What to produce – Copy every line of the listing exactly.
****************
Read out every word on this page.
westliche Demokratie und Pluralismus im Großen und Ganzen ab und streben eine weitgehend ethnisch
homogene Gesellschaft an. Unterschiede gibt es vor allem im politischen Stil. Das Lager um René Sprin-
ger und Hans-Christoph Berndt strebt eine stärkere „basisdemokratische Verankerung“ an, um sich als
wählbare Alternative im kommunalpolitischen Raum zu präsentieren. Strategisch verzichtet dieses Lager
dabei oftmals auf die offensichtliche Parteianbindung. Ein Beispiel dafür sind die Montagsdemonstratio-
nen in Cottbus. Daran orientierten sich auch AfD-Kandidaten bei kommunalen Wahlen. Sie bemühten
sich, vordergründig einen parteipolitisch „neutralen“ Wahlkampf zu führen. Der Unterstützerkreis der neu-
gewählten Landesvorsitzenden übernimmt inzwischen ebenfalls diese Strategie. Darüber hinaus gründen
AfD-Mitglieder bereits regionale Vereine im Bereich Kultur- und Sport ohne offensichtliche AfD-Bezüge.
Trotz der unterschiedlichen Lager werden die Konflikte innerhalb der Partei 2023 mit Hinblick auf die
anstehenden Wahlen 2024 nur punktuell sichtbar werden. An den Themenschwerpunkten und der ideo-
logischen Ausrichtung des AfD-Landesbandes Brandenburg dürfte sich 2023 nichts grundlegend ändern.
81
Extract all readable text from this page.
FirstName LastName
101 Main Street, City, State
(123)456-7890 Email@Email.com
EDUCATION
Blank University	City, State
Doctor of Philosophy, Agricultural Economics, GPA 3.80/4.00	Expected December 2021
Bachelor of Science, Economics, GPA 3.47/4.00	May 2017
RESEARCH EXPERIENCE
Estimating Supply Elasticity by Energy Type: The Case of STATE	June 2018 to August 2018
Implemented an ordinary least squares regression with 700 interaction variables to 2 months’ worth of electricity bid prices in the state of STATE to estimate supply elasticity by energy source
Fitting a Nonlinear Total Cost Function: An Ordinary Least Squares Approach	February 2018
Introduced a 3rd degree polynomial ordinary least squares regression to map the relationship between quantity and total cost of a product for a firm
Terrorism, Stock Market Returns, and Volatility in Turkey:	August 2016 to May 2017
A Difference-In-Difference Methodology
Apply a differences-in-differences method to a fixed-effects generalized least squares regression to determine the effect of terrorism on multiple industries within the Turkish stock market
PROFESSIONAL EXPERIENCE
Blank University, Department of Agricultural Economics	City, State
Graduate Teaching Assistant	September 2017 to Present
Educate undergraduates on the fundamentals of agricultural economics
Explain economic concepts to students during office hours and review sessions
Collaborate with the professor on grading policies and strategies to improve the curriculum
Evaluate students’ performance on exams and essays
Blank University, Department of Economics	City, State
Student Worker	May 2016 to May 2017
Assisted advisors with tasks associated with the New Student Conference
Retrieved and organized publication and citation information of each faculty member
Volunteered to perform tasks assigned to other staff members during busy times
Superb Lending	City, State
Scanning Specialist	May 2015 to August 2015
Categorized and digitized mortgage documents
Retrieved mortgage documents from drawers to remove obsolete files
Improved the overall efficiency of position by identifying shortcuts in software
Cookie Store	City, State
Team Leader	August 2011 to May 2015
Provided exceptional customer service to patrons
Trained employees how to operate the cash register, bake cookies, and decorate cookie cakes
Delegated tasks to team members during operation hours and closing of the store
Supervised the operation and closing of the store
****************
Solution for this task –
Read out every word on this page.
westliche Demokratie und Pluralismus im Großen und Ganzen ab und streben eine weitgehend ethnisch
homogene Gesellschaft an. Unterschiede gibt es vor allem im politischen Stil. Das Lager um René Sprin-
ger und Hans-Christoph Berndt strebt eine stärkere „basisdemokratische Verankerung“ an, um sich als
wählbare Alternative im kommunalpolitischen Raum zu präsentieren. Strategisch verzichtet dieses Lager
dabei oftmals auf die offensichtliche Parteianbindung. Ein Beispiel dafür sind die Montagsdemonstratio-
nen in Cottbus. Daran orientierten sich auch AfD-Kandidaten bei kommunalen Wahlen. Sie bemühten
sich, vordergründig einen parteipolitisch „neutralen“ Wahlkampf zu führen. Der Unterstützerkreis der neu-
gewählten Landesvorsitzenden übernimmt inzwischen ebenfalls diese Strategie. Darüber hinaus gründen
AfD-Mitglieder bereits regionale Vereine im Bereich Kultur- und Sport ohne offensichtliche AfD-Bezüge.
Trotz der unterschiedlichen Lager werden die Konflikte innerhalb der Partei 2023 mit Hinblick auf die
anstehenden Wahlen 2024 nur punktuell sichtbar werden. An den Themenschwerpunkten und der ideo-
logischen Ausrichtung des AfD-Landesbandes Brandenburg dürfte sich 2023 nichts grundlegend ändern.
81
Extract all readable text from this page.
FirstName LastName
101 Main Street, City, State
(123)456-7890 Email@Email.com
EDUCATION
Blank University	City, State
Doctor of Philosophy, Agricultural Economics, GPA 3.80/4.00	Expected December 2021
Bachelor of Science, Economics, GPA 3.47/4.00	May 2017
RESEARCH EXPERIENCE
Estimating Supply Elasticity by Energy Type: The Case of STATE	June 2018 to August 2018
Implemented an ordinary least squares regression with 700 interaction variables to 2 months’ worth of electricity bid prices in the state of STATE to estimate supply elasticity by energy source
Fitting a Nonlinear Total Cost Function: An Ordinary Least Squares Approach	February 2018
Introduced a 3rd degree polynomial ordinary least squares regression to map the relationship between quantity and total cost of a product for a firm
Terrorism, Stock Market Returns, and Volatility in Turkey:	August 2016 to May 2017
A Difference-In-Difference Methodology
Apply a differences-in-differences method to a fixed-effects generalized least squares regression to determine the effect of terrorism on multiple industries within the Turkish stock market
PROFESSIONAL EXPERIENCE
Blank University, Department of Agricultural Economics	City, State
Graduate Teaching Assistant	September 2017 to Present
Educate undergraduates on the fundamentals of agricultural economics
Explain economic concepts to students during office hours and review sessions
Collaborate with the professor on grading policies and strategies to improve the curriculum
Evaluate students’ performance on exams and essays
Blank University, Department of Economics	City, State
Student Worker	May 2016 to May 2017
Assisted advisors with tasks associated with the New Student Conference
Retrieved and organized publication and citation information of each faculty member
Volunteered to perform tasks assigned to other staff members during busy times
Superb Lending	City, State
Scanning Specialist	May 2015 to August 2015
Categorized and digitized mortgage documents
Retrieved mortgage documents from drawers to remove obsolete files
Improved the overall efficiency of position by identifying shortcuts in software
Cookie Store	City, State
Team Leader	August 2011 to May 2015
Provided exceptional customer service to patrons
Trained employees how to operate the cash register, bake cookies, and decorate cookie cakes
Delegated tasks to team members during operation hours and closing of the store
Supervised the operation and closing of the store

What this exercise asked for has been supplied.